MATERIAL:

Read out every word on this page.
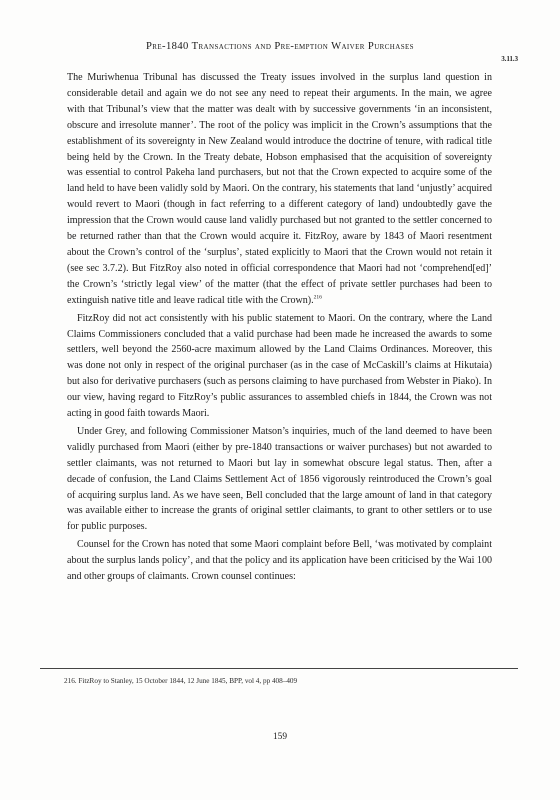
Pre-1840 Transactions and Pre-emption Waiver Purchases
3.11.3

The Muriwhenua Tribunal has discussed the Treaty issues involved in the surplus land question in considerable detail and again we do not see any need to repeat their arguments. In the main, we agree with that Tribunal’s view that the matter was dealt with by successive governments ‘in an inconsistent, obscure and irresolute manner’. The root of the policy was implicit in the Crown’s assumptions that the establishment of its sovereignty in New Zealand would introduce the doctrine of tenure, with radical title being held by the Crown. In the Treaty debate, Hobson emphasised that the acquisition of sovereignty was essential to control Pakeha land purchasers, but not that the Crown expected to acquire some of the land held to have been validly sold by Maori. On the contrary, his statements that land ‘unjustly’ acquired would revert to Maori (though in fact referring to a different category of land) undoubtedly gave the impression that the Crown would cause land validly purchased but not granted to the settler concerned to be returned rather than that the Crown would acquire it. FitzRoy, aware by 1843 of Maori resentment about the Crown’s control of the ‘surplus’, stated explicitly to Maori that the Crown would not retain it (see sec 3.7.2). But FitzRoy also noted in official correspondence that Maori had not ‘comprehend[ed]’ the Crown’s ‘strictly legal view’ of the matter (that the effect of private settler purchases had been to extinguish native title and leave radical title with the Crown).$^{216}$

FitzRoy did not act consistently with his public statement to Maori. On the contrary, where the Land Claims Commissioners concluded that a valid purchase had been made he increased the awards to some settlers, well beyond the 2560-acre maximum allowed by the Land Claims Ordinances. Moreover, this was done not only in respect of the original purchaser (as in the case of McCaskill’s claims at Hikutaia) but also for derivative purchasers (such as persons claiming to have purchased from Webster in Piako). In our view, having regard to FitzRoy’s public assurances to assembled chiefs in 1844, the Crown was not acting in good faith towards Maori.

Under Grey, and following Commissioner Matson’s inquiries, much of the land deemed to have been validly purchased from Maori (either by pre-1840 transactions or waiver purchases) but not awarded to settler claimants, was not returned to Maori but lay in somewhat obscure legal status. Then, after a decade of confusion, the Land Claims Settlement Act of 1856 vigorously reintroduced the Crown’s goal of acquiring surplus land. As we have seen, Bell concluded that the large amount of land in that category was available either to increase the grants of original settler claimants, to grant to other settlers or to use for public purposes.

Counsel for the Crown has noted that some Maori complaint before Bell, ‘was motivated by complaint about the surplus lands policy’, and that the policy and its application have been criticised by the Wai 100 and other groups of claimants. Crown counsel continues:

216. FitzRoy to Stanley, 15 October 1844, 12 June 1845, BPP, vol 4, pp 408–409
159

REQUIREMENT:
Copy the records word for word, leaving no picture in the copy.

TASK ANSWER:
Read out every word on this page.
Pre-1840 Transactions and Pre-emption Waiver Purchases
3.11.3

The Muriwhenua Tribunal has discussed the Treaty issues involved in the surplus land question in considerable detail and again we do not see any need to repeat their arguments. In the main, we agree with that Tribunal’s view that the matter was dealt with by successive governments ‘in an inconsistent, obscure and irresolute manner’. The root of the policy was implicit in the Crown’s assumptions that the establishment of its sovereignty in New Zealand would introduce the doctrine of tenure, with radical title being held by the Crown. In the Treaty debate, Hobson emphasised that the acquisition of sovereignty was essential to control Pakeha land purchasers, but not that the Crown expected to acquire some of the land held to have been validly sold by Maori. On the contrary, his statements that land ‘unjustly’ acquired would revert to Maori (though in fact referring to a different category of land) undoubtedly gave the impression that the Crown would cause land validly purchased but not granted to the settler concerned to be returned rather than that the Crown would acquire it. FitzRoy, aware by 1843 of Maori resentment about the Crown’s control of the ‘surplus’, stated explicitly to Maori that the Crown would not retain it (see sec 3.7.2). But FitzRoy also noted in official correspondence that Maori had not ‘comprehend[ed]’ the Crown’s ‘strictly legal view’ of the matter (that the effect of private settler purchases had been to extinguish native title and leave radical title with the Crown).$^{216}$

FitzRoy did not act consistently with his public statement to Maori. On the contrary, where the Land Claims Commissioners concluded that a valid purchase had been made he increased the awards to some settlers, well beyond the 2560-acre maximum allowed by the Land Claims Ordinances. Moreover, this was done not only in respect of the original purchaser (as in the case of McCaskill’s claims at Hikutaia) but also for derivative purchasers (such as persons claiming to have purchased from Webster in Piako). In our view, having regard to FitzRoy’s public assurances to assembled chiefs in 1844, the Crown was not acting in good faith towards Maori.

Under Grey, and following Commissioner Matson’s inquiries, much of the land deemed to have been validly purchased from Maori (either by pre-1840 transactions or waiver purchases) but not awarded to settler claimants, was not returned to Maori but lay in somewhat obscure legal status. Then, after a decade of confusion, the Land Claims Settlement Act of 1856 vigorously reintroduced the Crown’s goal of acquiring surplus land. As we have seen, Bell concluded that the large amount of land in that category was available either to increase the grants of original settler claimants, to grant to other settlers or to use for public purposes.

Counsel for the Crown has noted that some Maori complaint before Bell, ‘was motivated by complaint about the surplus lands policy’, and that the policy and its application have been criticised by the Wai 100 and other groups of claimants. Crown counsel continues:

216. FitzRoy to Stanley, 15 October 1844, 12 June 1845, BPP, vol 4, pp 408–409
159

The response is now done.